**COMPITI DA SVOLGERE**
**A)** Rispondi a queste domande sull'articolo che parla dell'attacco all'Hacking Team:
(i) Che data compare in cima all'articolo?
(ii) Quanto è grande il file Torrent in cui sono finiti i dati?
(iii) Come si chiama il fondatore di cui sono stati diffusi i dati?
**B)** Elenca tutte le password riportate nell'articolo sul furto di dati all'Hacking Team.
**C)** Prosegui l'articolo sul furto di dati all'Hacking Team dal punto in cui si interrompe.

11 lug 2015

Mega furto di dati, attacco pirata all’Hacking Team

Fatture, email e rapporti con Stati «non democratici». Gli hacker mettono in Rete i dati

Le parole segrete scelte per proteggere i dati sensibili erano di una semplicità disarmante: «passwOrd1»; «passwOrd»; «HtpasswOrd». E anche il software che doveva rendere inviolabile l’archivio della società s’è rivelato assolutamente inadeguato. Tanto che i dati sono finiti direttamente in un file Torrent da 400 gigabyte a disposizione di tutti gli smanettoni della Rete. Fatture, contratti, mail private e perfino i dati del fondatore Christian Pozzi. Ma questo non è il resoconto di uno dei tanti attacchi hacker di Anonymous, piuttosto l’inizio di una cyberstory che rischia di provocare un terremoto nelle agenzie di intelligence di mezzo mondo: dall’Egitto al Marocco, passando per Sudan, Cile, Messico, Azerbaigian, Kazakistan, Malesia, Corea del sud, Thailandia, Uzbekistan, Vietnam, Australia, Usa, Germania, Russia, Spagna, Svizzera e Arabia Saudita.

**MATERIALE FORNITO**
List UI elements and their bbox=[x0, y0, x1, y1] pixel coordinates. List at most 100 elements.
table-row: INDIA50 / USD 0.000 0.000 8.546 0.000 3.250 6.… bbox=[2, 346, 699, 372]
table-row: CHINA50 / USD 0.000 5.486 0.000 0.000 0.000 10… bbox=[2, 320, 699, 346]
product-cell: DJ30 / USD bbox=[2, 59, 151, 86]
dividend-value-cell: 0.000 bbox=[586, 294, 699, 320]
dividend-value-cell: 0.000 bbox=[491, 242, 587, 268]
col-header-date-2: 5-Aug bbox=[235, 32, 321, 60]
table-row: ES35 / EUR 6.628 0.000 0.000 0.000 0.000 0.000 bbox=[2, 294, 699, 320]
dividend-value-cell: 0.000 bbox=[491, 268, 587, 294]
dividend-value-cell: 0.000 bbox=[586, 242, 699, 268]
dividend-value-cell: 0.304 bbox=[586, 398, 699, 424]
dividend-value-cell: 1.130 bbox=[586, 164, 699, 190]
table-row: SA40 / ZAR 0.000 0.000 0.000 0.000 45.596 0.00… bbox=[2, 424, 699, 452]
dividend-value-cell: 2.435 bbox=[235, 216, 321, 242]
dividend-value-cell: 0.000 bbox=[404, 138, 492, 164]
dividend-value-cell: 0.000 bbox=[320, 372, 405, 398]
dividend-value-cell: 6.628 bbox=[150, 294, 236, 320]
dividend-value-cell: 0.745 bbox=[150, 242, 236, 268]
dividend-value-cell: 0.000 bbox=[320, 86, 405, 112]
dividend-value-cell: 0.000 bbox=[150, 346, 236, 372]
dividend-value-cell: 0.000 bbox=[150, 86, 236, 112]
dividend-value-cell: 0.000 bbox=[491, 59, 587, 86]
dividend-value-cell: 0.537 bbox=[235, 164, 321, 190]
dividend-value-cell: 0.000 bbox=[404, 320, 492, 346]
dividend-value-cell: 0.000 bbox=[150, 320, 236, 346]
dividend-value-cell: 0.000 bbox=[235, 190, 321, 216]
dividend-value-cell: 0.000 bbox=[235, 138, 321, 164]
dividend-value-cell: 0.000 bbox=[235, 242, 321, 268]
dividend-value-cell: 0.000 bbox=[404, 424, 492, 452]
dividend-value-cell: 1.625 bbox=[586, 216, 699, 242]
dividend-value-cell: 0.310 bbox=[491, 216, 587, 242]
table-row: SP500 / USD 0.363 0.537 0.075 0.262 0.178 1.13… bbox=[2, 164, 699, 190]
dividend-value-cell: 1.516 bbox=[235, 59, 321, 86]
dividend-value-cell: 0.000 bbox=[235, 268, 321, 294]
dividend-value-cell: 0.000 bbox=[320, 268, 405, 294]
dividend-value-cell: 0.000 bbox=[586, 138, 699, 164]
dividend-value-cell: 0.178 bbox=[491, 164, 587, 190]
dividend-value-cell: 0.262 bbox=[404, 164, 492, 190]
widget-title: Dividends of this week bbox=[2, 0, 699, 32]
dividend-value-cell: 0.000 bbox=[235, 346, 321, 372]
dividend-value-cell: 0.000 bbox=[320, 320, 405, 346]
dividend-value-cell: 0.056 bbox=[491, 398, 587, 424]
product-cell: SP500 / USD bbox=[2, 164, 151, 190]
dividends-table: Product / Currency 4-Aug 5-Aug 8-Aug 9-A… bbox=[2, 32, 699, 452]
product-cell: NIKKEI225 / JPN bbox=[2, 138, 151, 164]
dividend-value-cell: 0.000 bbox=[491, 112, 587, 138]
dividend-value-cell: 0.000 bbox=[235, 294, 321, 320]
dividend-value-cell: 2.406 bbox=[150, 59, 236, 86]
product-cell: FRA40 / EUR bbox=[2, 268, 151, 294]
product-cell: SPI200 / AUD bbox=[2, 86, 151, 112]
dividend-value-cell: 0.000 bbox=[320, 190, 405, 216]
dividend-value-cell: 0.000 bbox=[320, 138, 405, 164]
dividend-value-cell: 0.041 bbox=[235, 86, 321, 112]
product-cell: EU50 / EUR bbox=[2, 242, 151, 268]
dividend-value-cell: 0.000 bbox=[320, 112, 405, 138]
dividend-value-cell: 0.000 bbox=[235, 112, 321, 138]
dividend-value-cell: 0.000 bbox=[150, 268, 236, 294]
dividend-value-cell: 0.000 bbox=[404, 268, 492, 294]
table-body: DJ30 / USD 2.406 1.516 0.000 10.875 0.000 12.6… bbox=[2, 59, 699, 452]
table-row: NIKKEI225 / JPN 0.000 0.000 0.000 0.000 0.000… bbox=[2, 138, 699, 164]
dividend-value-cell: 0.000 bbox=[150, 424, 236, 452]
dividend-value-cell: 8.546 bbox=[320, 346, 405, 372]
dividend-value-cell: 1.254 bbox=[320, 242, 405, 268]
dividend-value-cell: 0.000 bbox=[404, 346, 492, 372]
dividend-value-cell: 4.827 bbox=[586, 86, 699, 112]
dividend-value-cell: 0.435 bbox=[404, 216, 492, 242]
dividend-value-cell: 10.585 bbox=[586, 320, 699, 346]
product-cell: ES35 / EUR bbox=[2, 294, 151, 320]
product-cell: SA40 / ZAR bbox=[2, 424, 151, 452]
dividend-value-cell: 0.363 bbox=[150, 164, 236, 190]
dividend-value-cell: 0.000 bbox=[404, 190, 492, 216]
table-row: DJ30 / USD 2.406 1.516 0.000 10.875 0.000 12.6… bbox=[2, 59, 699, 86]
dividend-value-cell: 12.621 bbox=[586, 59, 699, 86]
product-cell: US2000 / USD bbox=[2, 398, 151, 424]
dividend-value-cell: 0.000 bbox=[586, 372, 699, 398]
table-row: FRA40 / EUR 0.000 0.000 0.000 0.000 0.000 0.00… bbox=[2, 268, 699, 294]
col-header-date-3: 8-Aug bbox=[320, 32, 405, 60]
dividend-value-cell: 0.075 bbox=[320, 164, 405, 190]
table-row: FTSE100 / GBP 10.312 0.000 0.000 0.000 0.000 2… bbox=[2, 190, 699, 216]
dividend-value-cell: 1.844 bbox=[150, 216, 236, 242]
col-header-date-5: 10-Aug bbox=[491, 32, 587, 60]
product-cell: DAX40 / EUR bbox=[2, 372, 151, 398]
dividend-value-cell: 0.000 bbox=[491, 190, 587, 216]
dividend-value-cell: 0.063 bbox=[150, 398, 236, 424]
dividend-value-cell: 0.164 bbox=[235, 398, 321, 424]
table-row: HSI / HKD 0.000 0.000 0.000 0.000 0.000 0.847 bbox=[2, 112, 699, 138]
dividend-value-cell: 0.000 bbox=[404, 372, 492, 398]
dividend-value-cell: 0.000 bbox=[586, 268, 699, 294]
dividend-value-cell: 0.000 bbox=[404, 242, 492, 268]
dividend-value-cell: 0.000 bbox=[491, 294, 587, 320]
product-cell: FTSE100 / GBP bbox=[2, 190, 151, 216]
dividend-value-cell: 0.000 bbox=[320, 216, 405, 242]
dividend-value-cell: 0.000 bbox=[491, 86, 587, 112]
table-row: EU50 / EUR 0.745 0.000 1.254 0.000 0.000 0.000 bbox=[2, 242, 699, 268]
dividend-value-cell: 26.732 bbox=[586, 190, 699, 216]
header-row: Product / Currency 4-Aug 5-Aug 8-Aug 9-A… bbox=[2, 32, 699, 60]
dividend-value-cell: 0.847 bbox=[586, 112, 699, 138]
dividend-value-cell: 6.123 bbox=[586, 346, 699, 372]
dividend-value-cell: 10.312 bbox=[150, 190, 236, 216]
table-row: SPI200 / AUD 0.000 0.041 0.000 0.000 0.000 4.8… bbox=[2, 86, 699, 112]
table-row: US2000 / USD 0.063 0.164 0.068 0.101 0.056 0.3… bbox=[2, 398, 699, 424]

**RISPOSTE NUMERATE**
**A)**
(i) 11 lug 2015
(ii) 400 gigabyte
(iii) Christian Pozzi

**B)**
«passwOrd1»
«passwOrd»
«HtpasswOrd»

**C)**
Perché gli archivi violati da misteriosi hacker (l’azione non è stata rivendicata) sono quelli della controversa società di sicurezza informatica «Hacking team» di Milano, già al centro dei dossier di Wikileaks e delle denunce di Human right watch per la collaborazione con gli 007 di Azerbaigian, Etiopia, Nigeria e Sudan che avrebbero utilizzato i software elaborati da Ht per spiare giornalisti e oppositori. Rapporti sempre smentiti dai responsabili dell’azienda (ex studenti del Politecnico con formazione negli Usa) che oggi sarebbero però confermati dai file diffusi in Rete. Il condizionale è necessario perché in questa storia i misteri superano le certezze. A cominciare dalla denuncia dell’attacco - che tra domenica e lunedì ha colpito anche il profilo Twitter della società - e smentito dalla stessa azienda. Il sospetto è che dietro la violazione non ci sia la mano di cyber-attivisti ma piuttosto quella di società concorrenti. L’obiettivo? Spazzare dal mercato dei servizi per l’intelligence l’ormai troppo chiacchierata «Hacking team».

La sede è in un discreto palazzo al civico 13 di via della Moscova, 50 metri dalla questura e dal comando dei carabinieri di Milano. Fino a qualche tempo fa all’esterno del portone c’era una targa che segnalava la presenza dell’ headquarter di Hacking team. La targa è stata imbrattata dai centri sociali dopo la diffusione delle prime notizie sulla collaborazione con regimi totalitari e Paesi nel mirino delle Ong per i diritti umani. I locali sono anonimi, ufficialmente chi lavora si occupa di sviluppo software. In principio (la società è stata fondata nel 2003) è stato il «Da Vinci», programma in grado di violare le memorie dei computer e inviare i dati ad un server esterno (500 mila sterline a licenza). Oggi si chiama «Remote control system» ed è una sorta di virus «trojan» capace di violare i sistemi degli smartphone.